EXERCISE DESCRIPTION ▸ How many lines below contain the word "grandes"? Reply with the number only.
#### GIVEN DATA
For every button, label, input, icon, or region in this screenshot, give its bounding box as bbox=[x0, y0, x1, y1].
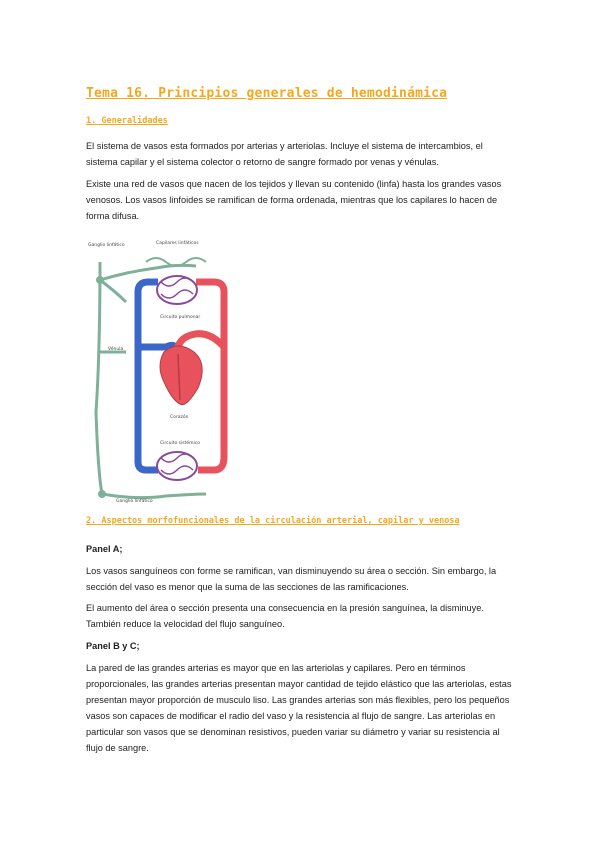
page-title: Tema 16. Principios generales de hemodinámica bbox=[86, 86, 448, 101]
label-capilares: Capilares linfáticos bbox=[156, 241, 199, 246]
paragraph: La pared de las grandes arterias es mayor que en las arteriolas y capilares. Pero en términos proporcionales, las grandes arterias presentan mayor cantidad de tejido elástico que las arteriolas, estas presentan mayor proporción de musculo liso. Las grandes arterias son más flexibles, pero los pequeños vasos son capaces de modificar el radio del vaso y la resistencia al flujo de sangre. Las arteriolas en particular son vasos que se denominan resistivos, pueden variar su diámetro y variar su resistencia al flujo de sangre. bbox=[86, 663, 512, 753]
paragraph: El aumento del área o sección presenta una consecuencia en la presión sanguínea, la disminuye. También reduce la velocidad del flujo sanguíneo. bbox=[86, 603, 484, 629]
lymph-node bbox=[96, 276, 104, 284]
section-heading-aspectos: 2. Aspectos morfofuncionales de la circulación arterial, capilar y venosa bbox=[86, 516, 460, 526]
panel-a-label: Panel A; bbox=[86, 544, 123, 554]
label-ganglio-bottom: Ganglio linfático bbox=[116, 499, 153, 504]
section-heading-generalidades: 1. Generalidades bbox=[86, 116, 168, 126]
label-venula: Vénula bbox=[108, 347, 124, 352]
label-pulmonar: Circuito pulmonar bbox=[160, 315, 201, 320]
label-corazon: Corazón bbox=[170, 415, 189, 420]
paragraph: Existe una red de vasos que nacen de los tejidos y llevan su contenido (linfa) hasta los grandes vasos venosos. Los vasos linfoides se ramifican de forma ordenada, mientras que los capilares lo hacen de forma difusa. bbox=[86, 179, 502, 221]
panel-bc-label: Panel B y C; bbox=[86, 641, 140, 651]
lymph-node bbox=[98, 490, 106, 498]
paragraph: Los vasos sanguíneos con forme se ramifican, van disminuyendo su área o sección. Sin embargo, la sección del vaso es menor que la suma de las secciones de las ramificaciones. bbox=[86, 566, 497, 592]
label-ganglio-top: Ganglio linfático bbox=[88, 243, 125, 248]
circulation-diagram bbox=[86, 232, 236, 504]
label-sistemico: Circuito sistémico bbox=[160, 441, 201, 446]
paragraph: El sistema de vasos esta formados por arterias y arteriolas. Incluye el sistema de intercambios, el sistema capilar y el sistema colector o retorno de sangre formado por venas y vénulas. bbox=[86, 141, 483, 167]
########
FINISHED EXERCISE ▸ 2